### What you need to do
Write out the records that follow exactly. Do not include pictures.

[Exercise input — start]

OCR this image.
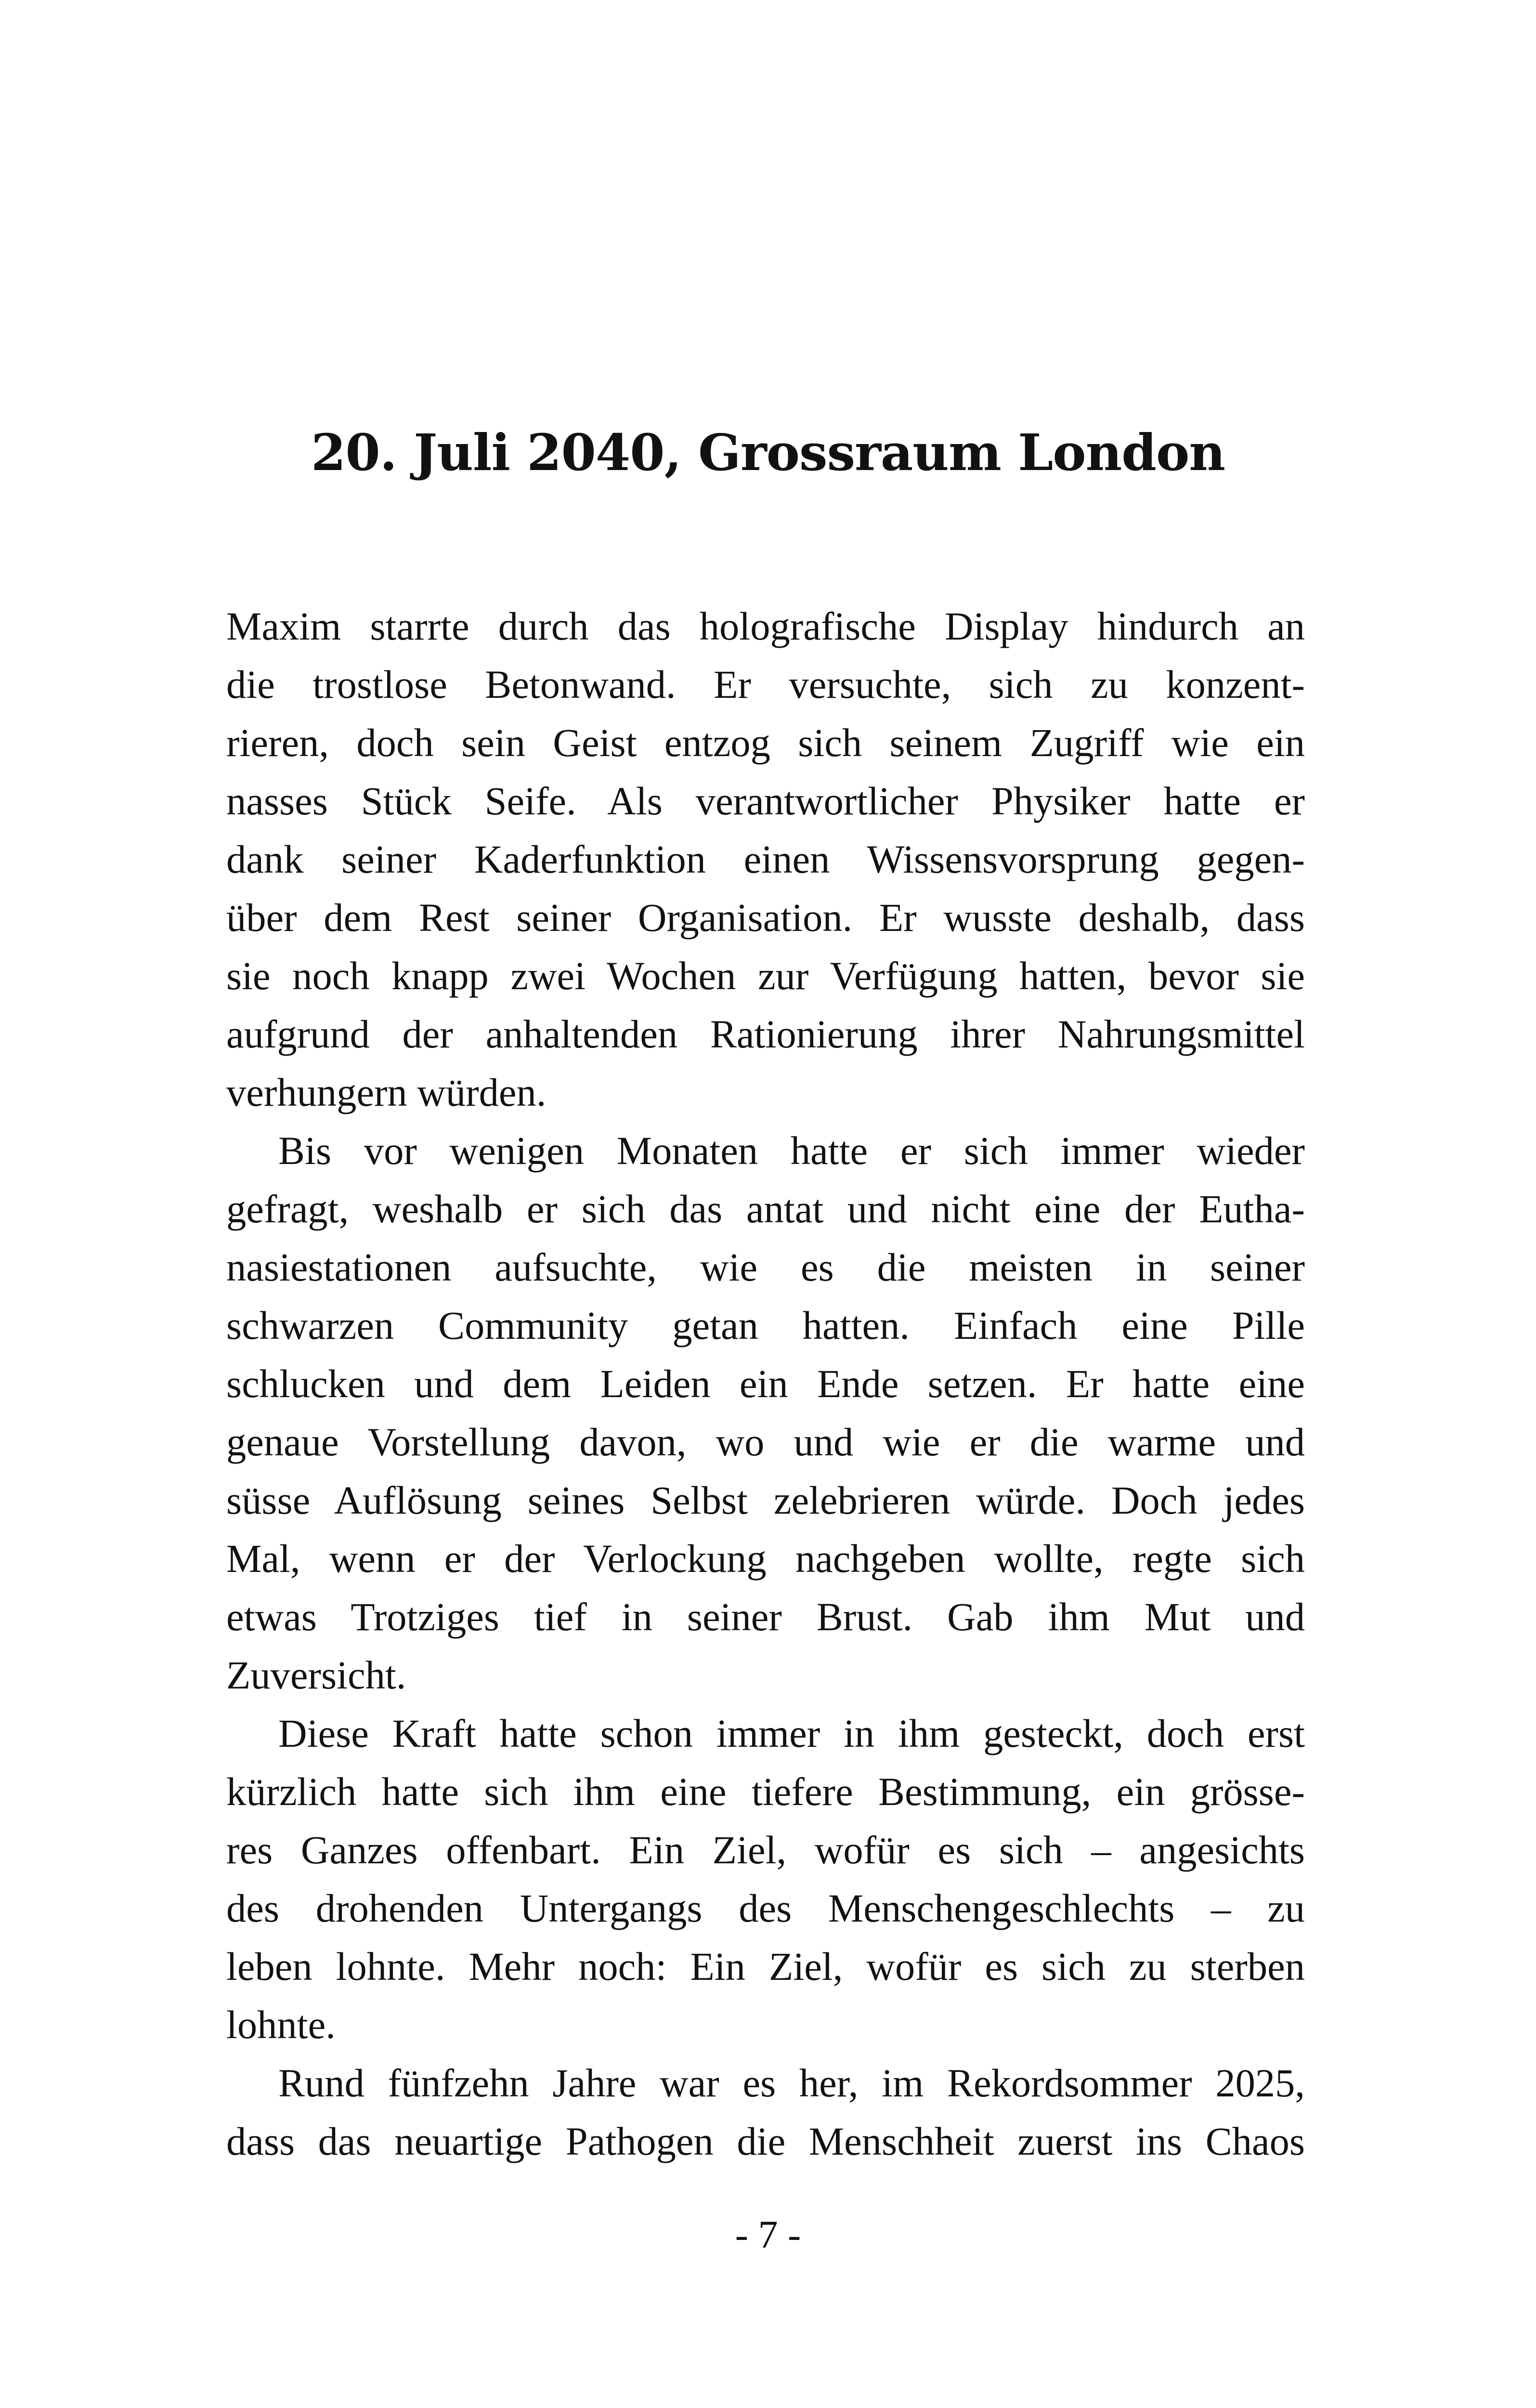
20. Juli 2040, Grossraum London
Maxim starrte durch das holografische Display hindurch an
die trostlose Betonwand. Er versuchte, sich zu konzent-
rieren, doch sein Geist entzog sich seinem Zugriff wie ein
nasses Stück Seife. Als verantwortlicher Physiker hatte er
dank seiner Kaderfunktion einen Wissensvorsprung gegen-
über dem Rest seiner Organisation. Er wusste deshalb, dass
sie noch knapp zwei Wochen zur Verfügung hatten, bevor sie
aufgrund der anhaltenden Rationierung ihrer Nahrungsmittel
verhungern würden.
Bis vor wenigen Monaten hatte er sich immer wieder
gefragt, weshalb er sich das antat und nicht eine der Eutha-
nasiestationen aufsuchte, wie es die meisten in seiner
schwarzen Community getan hatten. Einfach eine Pille
schlucken und dem Leiden ein Ende setzen. Er hatte eine
genaue Vorstellung davon, wo und wie er die warme und
süsse Auflösung seines Selbst zelebrieren würde. Doch jedes
Mal, wenn er der Verlockung nachgeben wollte, regte sich
etwas Trotziges tief in seiner Brust. Gab ihm Mut und
Zuversicht.
Diese Kraft hatte schon immer in ihm gesteckt, doch erst
kürzlich hatte sich ihm eine tiefere Bestimmung, ein grösse-
res Ganzes offenbart. Ein Ziel, wofür es sich – angesichts
des drohenden Untergangs des Menschengeschlechts – zu
leben lohnte. Mehr noch: Ein Ziel, wofür es sich zu sterben
lohnte.
Rund fünfzehn Jahre war es her, im Rekordsommer 2025,
dass das neuartige Pathogen die Menschheit zuerst ins Chaos
- 7 -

[Exercise input — finish]

### Exercise response
OCR this image.
20. Juli 2040, Grossraum London
Maxim starrte durch das holografische Display hindurch an
die trostlose Betonwand. Er versuchte, sich zu konzent-
rieren, doch sein Geist entzog sich seinem Zugriff wie ein
nasses Stück Seife. Als verantwortlicher Physiker hatte er
dank seiner Kaderfunktion einen Wissensvorsprung gegen-
über dem Rest seiner Organisation. Er wusste deshalb, dass
sie noch knapp zwei Wochen zur Verfügung hatten, bevor sie
aufgrund der anhaltenden Rationierung ihrer Nahrungsmittel
verhungern würden.
Bis vor wenigen Monaten hatte er sich immer wieder
gefragt, weshalb er sich das antat und nicht eine der Eutha-
nasiestationen aufsuchte, wie es die meisten in seiner
schwarzen Community getan hatten. Einfach eine Pille
schlucken und dem Leiden ein Ende setzen. Er hatte eine
genaue Vorstellung davon, wo und wie er die warme und
süsse Auflösung seines Selbst zelebrieren würde. Doch jedes
Mal, wenn er der Verlockung nachgeben wollte, regte sich
etwas Trotziges tief in seiner Brust. Gab ihm Mut und
Zuversicht.
Diese Kraft hatte schon immer in ihm gesteckt, doch erst
kürzlich hatte sich ihm eine tiefere Bestimmung, ein grösse-
res Ganzes offenbart. Ein Ziel, wofür es sich – angesichts
des drohenden Untergangs des Menschengeschlechts – zu
leben lohnte. Mehr noch: Ein Ziel, wofür es sich zu sterben
lohnte.
Rund fünfzehn Jahre war es her, im Rekordsommer 2025,
dass das neuartige Pathogen die Menschheit zuerst ins Chaos
- 7 -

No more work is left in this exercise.